Data entries:

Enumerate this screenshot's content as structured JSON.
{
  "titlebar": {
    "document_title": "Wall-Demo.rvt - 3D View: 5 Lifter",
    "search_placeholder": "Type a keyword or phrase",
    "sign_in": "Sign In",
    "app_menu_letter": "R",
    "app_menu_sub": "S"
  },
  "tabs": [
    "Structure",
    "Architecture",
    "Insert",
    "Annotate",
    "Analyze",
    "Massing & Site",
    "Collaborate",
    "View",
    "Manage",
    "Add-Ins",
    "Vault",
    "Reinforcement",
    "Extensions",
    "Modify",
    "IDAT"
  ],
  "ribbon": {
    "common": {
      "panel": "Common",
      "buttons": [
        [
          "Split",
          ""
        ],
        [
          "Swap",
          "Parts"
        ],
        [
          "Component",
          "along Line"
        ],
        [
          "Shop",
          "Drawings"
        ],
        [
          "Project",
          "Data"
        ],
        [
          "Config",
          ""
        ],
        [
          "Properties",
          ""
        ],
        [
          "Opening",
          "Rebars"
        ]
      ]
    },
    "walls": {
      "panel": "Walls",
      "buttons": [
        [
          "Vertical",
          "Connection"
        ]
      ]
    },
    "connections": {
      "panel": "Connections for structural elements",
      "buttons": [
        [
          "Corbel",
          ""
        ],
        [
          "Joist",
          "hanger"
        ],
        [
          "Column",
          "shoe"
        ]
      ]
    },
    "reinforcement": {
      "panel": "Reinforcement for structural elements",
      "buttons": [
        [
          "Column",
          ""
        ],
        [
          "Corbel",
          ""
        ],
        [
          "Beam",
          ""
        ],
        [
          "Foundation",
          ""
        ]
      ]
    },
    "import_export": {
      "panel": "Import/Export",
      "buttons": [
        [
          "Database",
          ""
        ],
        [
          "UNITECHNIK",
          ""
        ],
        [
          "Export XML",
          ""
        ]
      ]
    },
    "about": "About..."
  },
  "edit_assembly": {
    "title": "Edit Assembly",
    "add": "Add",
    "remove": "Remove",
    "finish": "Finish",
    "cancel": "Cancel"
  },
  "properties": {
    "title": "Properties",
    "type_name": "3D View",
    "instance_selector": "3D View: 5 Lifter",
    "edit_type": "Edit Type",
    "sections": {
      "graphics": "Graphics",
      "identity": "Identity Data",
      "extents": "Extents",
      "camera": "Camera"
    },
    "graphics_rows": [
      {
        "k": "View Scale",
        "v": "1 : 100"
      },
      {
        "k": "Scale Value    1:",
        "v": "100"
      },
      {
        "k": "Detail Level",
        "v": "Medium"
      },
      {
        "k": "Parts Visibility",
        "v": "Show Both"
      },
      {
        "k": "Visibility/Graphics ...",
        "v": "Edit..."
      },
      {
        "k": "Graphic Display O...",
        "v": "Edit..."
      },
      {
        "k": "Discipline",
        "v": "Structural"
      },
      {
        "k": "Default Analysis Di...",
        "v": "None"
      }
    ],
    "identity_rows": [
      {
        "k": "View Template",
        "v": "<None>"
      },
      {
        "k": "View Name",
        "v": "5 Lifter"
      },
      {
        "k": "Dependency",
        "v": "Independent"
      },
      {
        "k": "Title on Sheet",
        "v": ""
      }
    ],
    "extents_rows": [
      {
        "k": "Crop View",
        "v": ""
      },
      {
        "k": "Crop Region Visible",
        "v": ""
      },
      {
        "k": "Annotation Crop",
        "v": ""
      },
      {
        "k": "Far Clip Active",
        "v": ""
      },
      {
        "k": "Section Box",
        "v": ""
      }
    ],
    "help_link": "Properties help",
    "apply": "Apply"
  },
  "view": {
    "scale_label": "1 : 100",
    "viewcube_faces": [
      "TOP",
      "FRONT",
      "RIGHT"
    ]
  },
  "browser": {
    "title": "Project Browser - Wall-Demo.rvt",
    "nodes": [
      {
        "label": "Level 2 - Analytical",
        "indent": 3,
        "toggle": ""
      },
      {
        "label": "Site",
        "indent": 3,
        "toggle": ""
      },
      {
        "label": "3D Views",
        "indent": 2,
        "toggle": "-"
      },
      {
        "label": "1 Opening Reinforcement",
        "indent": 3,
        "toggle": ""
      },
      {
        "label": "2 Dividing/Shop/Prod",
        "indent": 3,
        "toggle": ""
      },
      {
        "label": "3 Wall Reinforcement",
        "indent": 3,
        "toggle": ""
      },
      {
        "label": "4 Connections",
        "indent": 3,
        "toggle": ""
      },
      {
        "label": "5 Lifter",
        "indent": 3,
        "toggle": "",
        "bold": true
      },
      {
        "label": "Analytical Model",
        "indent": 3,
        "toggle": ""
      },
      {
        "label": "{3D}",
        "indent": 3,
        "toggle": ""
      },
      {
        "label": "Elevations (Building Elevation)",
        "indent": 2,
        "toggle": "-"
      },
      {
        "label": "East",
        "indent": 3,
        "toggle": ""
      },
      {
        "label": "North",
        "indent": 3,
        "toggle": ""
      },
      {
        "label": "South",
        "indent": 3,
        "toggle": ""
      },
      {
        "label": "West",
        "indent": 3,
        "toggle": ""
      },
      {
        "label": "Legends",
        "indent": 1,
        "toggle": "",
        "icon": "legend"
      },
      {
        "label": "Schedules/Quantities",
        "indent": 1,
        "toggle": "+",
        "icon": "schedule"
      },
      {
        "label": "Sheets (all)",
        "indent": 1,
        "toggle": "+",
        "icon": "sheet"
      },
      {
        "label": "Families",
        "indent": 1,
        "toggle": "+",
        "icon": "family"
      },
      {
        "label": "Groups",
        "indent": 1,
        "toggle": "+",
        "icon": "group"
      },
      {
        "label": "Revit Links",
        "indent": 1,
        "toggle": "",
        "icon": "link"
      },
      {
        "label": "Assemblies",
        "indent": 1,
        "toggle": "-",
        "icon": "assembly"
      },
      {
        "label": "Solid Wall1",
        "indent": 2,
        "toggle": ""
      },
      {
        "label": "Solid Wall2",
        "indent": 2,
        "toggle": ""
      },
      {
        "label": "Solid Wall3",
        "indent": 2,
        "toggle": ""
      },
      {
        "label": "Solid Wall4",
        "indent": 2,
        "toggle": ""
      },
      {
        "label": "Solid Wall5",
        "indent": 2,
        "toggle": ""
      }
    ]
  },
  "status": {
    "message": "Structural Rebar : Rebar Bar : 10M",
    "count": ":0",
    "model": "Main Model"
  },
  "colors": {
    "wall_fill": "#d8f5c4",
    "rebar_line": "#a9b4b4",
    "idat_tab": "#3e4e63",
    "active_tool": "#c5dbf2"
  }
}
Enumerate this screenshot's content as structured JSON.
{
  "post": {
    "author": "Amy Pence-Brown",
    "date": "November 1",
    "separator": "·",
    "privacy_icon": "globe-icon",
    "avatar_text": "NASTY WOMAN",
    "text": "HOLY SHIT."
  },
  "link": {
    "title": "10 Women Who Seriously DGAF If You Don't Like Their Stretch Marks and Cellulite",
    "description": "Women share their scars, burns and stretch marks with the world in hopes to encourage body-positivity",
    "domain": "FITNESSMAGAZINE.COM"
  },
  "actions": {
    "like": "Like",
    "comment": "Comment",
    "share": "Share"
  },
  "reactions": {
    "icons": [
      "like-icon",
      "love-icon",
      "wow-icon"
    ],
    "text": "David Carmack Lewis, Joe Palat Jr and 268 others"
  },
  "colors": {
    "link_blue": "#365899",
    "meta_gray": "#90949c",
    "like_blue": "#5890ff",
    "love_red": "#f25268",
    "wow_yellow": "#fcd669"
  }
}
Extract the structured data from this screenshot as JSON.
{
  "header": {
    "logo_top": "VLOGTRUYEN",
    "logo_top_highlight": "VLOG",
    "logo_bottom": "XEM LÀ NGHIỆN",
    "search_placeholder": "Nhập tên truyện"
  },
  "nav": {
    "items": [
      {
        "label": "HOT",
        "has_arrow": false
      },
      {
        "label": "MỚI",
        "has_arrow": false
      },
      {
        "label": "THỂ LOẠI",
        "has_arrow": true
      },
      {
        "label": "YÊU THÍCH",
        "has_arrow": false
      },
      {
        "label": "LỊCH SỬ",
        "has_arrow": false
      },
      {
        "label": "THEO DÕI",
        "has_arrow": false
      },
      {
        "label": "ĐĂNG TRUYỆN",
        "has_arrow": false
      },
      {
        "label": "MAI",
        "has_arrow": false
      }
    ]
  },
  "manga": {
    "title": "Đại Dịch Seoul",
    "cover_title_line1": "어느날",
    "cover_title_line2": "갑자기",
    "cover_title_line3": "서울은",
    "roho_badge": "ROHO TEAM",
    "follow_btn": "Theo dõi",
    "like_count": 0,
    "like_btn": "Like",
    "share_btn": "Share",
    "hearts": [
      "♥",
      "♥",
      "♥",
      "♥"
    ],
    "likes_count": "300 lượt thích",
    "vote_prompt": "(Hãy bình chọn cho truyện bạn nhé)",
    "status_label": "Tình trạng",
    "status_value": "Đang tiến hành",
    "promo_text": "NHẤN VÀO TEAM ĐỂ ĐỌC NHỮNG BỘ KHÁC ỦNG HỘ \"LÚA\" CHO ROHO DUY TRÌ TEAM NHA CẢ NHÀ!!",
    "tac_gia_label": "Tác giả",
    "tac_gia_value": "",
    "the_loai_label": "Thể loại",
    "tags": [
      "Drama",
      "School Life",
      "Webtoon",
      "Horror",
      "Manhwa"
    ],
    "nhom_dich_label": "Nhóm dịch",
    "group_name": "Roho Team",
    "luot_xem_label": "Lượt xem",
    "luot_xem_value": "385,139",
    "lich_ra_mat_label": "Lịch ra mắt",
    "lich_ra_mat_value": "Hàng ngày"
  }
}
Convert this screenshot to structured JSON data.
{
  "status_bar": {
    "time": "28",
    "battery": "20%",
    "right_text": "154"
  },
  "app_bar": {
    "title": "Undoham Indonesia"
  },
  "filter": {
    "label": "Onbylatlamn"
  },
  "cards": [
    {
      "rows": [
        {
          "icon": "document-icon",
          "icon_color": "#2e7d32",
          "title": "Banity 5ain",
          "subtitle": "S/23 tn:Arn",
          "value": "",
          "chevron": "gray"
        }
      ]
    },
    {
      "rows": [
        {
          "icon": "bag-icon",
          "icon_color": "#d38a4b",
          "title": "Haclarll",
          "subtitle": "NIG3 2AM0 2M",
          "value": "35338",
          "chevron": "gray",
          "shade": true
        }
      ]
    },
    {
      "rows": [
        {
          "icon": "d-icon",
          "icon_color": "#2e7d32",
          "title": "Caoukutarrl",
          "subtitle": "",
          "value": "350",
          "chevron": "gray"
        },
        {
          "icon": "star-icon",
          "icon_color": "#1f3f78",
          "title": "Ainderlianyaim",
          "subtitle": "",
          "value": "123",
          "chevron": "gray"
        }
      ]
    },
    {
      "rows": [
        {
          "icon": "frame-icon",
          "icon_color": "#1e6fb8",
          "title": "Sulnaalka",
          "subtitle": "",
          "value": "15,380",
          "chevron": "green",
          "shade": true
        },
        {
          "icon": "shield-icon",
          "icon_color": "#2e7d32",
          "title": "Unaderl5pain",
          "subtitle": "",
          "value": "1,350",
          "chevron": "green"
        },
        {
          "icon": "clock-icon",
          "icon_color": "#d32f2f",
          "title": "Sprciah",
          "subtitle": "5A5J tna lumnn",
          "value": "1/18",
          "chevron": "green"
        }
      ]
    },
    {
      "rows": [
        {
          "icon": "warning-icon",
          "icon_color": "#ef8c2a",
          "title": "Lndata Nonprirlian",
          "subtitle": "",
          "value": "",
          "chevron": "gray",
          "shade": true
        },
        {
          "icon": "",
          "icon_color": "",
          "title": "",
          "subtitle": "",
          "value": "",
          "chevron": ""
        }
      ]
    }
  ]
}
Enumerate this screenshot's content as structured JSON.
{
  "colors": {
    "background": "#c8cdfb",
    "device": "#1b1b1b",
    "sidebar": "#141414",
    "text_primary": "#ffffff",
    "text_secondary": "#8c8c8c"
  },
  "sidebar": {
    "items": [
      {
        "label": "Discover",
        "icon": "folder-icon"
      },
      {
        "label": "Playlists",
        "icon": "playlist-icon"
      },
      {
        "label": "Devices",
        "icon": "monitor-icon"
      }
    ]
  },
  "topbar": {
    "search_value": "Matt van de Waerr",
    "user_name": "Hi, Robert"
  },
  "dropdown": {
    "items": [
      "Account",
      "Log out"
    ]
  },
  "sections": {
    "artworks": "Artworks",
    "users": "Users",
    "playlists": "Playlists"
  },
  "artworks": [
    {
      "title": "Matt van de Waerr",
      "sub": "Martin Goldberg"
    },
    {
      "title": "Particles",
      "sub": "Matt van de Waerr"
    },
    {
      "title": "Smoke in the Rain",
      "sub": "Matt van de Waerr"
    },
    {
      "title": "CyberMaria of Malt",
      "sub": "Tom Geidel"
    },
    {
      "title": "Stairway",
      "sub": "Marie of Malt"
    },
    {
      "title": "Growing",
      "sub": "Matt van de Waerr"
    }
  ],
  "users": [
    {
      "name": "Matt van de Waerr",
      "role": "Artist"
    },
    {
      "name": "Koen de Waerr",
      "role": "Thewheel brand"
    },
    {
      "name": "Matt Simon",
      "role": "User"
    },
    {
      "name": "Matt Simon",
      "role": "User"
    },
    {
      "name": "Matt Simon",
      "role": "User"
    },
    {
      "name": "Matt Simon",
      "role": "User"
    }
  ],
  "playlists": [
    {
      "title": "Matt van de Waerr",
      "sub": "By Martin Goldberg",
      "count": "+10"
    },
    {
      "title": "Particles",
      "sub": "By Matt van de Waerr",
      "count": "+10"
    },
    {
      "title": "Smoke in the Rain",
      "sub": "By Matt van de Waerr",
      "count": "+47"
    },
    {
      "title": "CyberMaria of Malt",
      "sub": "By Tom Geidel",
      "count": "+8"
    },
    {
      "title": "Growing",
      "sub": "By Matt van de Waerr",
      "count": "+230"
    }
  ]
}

## TASK DESCRIPTION
Copy out every line of the data that includes the word "Goldberg".

## REPLY
      "sub": "Martin Goldberg"
      "sub": "By Martin Goldberg",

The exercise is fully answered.